§ **Dataset excerpts**
◇ ◇ ◇ ◇
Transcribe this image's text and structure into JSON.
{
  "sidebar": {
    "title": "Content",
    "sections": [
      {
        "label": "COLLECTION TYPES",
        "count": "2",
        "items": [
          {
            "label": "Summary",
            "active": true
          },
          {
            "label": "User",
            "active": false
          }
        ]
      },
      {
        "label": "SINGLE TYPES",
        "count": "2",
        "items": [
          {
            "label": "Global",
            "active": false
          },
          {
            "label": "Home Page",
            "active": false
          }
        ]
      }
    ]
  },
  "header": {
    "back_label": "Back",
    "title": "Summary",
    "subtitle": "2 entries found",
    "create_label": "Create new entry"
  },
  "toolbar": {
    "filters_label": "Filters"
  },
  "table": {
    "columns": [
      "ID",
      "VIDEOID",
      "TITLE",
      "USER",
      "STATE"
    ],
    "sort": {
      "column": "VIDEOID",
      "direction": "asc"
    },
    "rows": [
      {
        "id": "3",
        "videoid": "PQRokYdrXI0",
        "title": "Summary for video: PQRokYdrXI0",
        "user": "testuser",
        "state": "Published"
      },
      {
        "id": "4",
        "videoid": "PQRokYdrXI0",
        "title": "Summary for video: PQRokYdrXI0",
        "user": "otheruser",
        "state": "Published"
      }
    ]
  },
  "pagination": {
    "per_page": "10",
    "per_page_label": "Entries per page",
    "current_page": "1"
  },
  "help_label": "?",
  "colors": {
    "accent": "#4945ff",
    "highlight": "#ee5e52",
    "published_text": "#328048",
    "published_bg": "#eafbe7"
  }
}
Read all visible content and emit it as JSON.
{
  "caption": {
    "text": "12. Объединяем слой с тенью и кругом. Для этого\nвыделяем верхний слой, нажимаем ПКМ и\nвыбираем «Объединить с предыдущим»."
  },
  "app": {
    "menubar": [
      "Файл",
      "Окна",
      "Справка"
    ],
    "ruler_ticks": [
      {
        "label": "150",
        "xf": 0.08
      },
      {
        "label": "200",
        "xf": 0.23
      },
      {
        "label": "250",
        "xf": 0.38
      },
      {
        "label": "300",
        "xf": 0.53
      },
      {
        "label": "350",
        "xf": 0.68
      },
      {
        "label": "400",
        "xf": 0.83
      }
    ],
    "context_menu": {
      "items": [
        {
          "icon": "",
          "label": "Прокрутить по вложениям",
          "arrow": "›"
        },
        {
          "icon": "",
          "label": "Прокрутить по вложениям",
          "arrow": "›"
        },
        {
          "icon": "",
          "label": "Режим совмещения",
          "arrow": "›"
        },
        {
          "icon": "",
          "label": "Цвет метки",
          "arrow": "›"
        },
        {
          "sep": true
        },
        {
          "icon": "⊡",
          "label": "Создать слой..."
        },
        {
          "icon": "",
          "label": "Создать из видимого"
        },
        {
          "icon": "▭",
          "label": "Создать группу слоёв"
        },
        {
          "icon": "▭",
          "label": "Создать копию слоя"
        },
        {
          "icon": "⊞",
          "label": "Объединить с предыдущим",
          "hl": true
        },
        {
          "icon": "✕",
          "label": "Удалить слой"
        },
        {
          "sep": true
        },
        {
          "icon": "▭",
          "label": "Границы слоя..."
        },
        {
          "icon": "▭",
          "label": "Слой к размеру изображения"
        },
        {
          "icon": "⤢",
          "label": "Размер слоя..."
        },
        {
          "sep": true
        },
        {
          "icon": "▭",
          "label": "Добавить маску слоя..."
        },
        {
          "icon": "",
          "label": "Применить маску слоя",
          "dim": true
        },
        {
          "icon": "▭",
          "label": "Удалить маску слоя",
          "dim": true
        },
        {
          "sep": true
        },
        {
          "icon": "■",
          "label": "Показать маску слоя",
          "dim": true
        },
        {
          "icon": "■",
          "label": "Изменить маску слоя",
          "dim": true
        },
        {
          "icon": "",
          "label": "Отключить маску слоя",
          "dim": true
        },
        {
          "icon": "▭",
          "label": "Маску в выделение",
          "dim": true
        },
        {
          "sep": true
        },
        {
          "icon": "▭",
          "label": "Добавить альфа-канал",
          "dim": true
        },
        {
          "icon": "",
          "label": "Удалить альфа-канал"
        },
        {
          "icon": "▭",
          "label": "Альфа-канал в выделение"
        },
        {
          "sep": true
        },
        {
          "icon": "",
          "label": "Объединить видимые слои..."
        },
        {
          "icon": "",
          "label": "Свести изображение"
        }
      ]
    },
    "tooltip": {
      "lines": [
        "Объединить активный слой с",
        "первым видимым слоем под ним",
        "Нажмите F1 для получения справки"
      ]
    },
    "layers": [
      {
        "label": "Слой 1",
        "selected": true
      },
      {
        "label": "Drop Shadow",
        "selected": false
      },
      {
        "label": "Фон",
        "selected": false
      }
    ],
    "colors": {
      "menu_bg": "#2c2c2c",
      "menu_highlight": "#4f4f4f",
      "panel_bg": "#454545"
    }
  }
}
◇ ◇ ◇ ◇
§ **GOAL**
Every line of the data above should be reproduced word for word.

§ **RESPONSE TO THE EXERCISE**
Transcribe this image's text and structure into JSON.
{
  "sidebar": {
    "title": "Content",
    "sections": [
      {
        "label": "COLLECTION TYPES",
        "count": "2",
        "items": [
          {
            "label": "Summary",
            "active": true
          },
          {
            "label": "User",
            "active": false
          }
        ]
      },
      {
        "label": "SINGLE TYPES",
        "count": "2",
        "items": [
          {
            "label": "Global",
            "active": false
          },
          {
            "label": "Home Page",
            "active": false
          }
        ]
      }
    ]
  },
  "header": {
    "back_label": "Back",
    "title": "Summary",
    "subtitle": "2 entries found",
    "create_label": "Create new entry"
  },
  "toolbar": {
    "filters_label": "Filters"
  },
  "table": {
    "columns": [
      "ID",
      "VIDEOID",
      "TITLE",
      "USER",
      "STATE"
    ],
    "sort": {
      "column": "VIDEOID",
      "direction": "asc"
    },
    "rows": [
      {
        "id": "3",
        "videoid": "PQRokYdrXI0",
        "title": "Summary for video: PQRokYdrXI0",
        "user": "testuser",
        "state": "Published"
      },
      {
        "id": "4",
        "videoid": "PQRokYdrXI0",
        "title": "Summary for video: PQRokYdrXI0",
        "user": "otheruser",
        "state": "Published"
      }
    ]
  },
  "pagination": {
    "per_page": "10",
    "per_page_label": "Entries per page",
    "current_page": "1"
  },
  "help_label": "?",
  "colors": {
    "accent": "#4945ff",
    "highlight": "#ee5e52",
    "published_text": "#328048",
    "published_bg": "#eafbe7"
  }
}
Read all visible content and emit it as JSON.
{
  "caption": {
    "text": "12. Объединяем слой с тенью и кругом. Для этого\nвыделяем верхний слой, нажимаем ПКМ и\nвыбираем «Объединить с предыдущим»."
  },
  "app": {
    "menubar": [
      "Файл",
      "Окна",
      "Справка"
    ],
    "ruler_ticks": [
      {
        "label": "150",
        "xf": 0.08
      },
      {
        "label": "200",
        "xf": 0.23
      },
      {
        "label": "250",
        "xf": 0.38
      },
      {
        "label": "300",
        "xf": 0.53
      },
      {
        "label": "350",
        "xf": 0.68
      },
      {
        "label": "400",
        "xf": 0.83
      }
    ],
    "context_menu": {
      "items": [
        {
          "icon": "",
          "label": "Прокрутить по вложениям",
          "arrow": "›"
        },
        {
          "icon": "",
          "label": "Прокрутить по вложениям",
          "arrow": "›"
        },
        {
          "icon": "",
          "label": "Режим совмещения",
          "arrow": "›"
        },
        {
          "icon": "",
          "label": "Цвет метки",
          "arrow": "›"
        },
        {
          "sep": true
        },
        {
          "icon": "⊡",
          "label": "Создать слой..."
        },
        {
          "icon": "",
          "label": "Создать из видимого"
        },
        {
          "icon": "▭",
          "label": "Создать группу слоёв"
        },
        {
          "icon": "▭",
          "label": "Создать копию слоя"
        },
        {
          "icon": "⊞",
          "label": "Объединить с предыдущим",
          "hl": true
        },
        {
          "icon": "✕",
          "label": "Удалить слой"
        },
        {
          "sep": true
        },
        {
          "icon": "▭",
          "label": "Границы слоя..."
        },
        {
          "icon": "▭",
          "label": "Слой к размеру изображения"
        },
        {
          "icon": "⤢",
          "label": "Размер слоя..."
        },
        {
          "sep": true
        },
        {
          "icon": "▭",
          "label": "Добавить маску слоя..."
        },
        {
          "icon": "",
          "label": "Применить маску слоя",
          "dim": true
        },
        {
          "icon": "▭",
          "label": "Удалить маску слоя",
          "dim": true
        },
        {
          "sep": true
        },
        {
          "icon": "■",
          "label": "Показать маску слоя",
          "dim": true
        },
        {
          "icon": "■",
          "label": "Изменить маску слоя",
          "dim": true
        },
        {
          "icon": "",
          "label": "Отключить маску слоя",
          "dim": true
        },
        {
          "icon": "▭",
          "label": "Маску в выделение",
          "dim": true
        },
        {
          "sep": true
        },
        {
          "icon": "▭",
          "label": "Добавить альфа-канал",
          "dim": true
        },
        {
          "icon": "",
          "label": "Удалить альфа-канал"
        },
        {
          "icon": "▭",
          "label": "Альфа-канал в выделение"
        },
        {
          "sep": true
        },
        {
          "icon": "",
          "label": "Объединить видимые слои..."
        },
        {
          "icon": "",
          "label": "Свести изображение"
        }
      ]
    },
    "tooltip": {
      "lines": [
        "Объединить активный слой с",
        "первым видимым слоем под ним",
        "Нажмите F1 для получения справки"
      ]
    },
    "layers": [
      {
        "label": "Слой 1",
        "selected": true
      },
      {
        "label": "Drop Shadow",
        "selected": false
      },
      {
        "label": "Фон",
        "selected": false
      }
    ],
    "colors": {
      "menu_bg": "#2c2c2c",
      "menu_highlight": "#4f4f4f",
      "panel_bg": "#454545"
    }
  }
}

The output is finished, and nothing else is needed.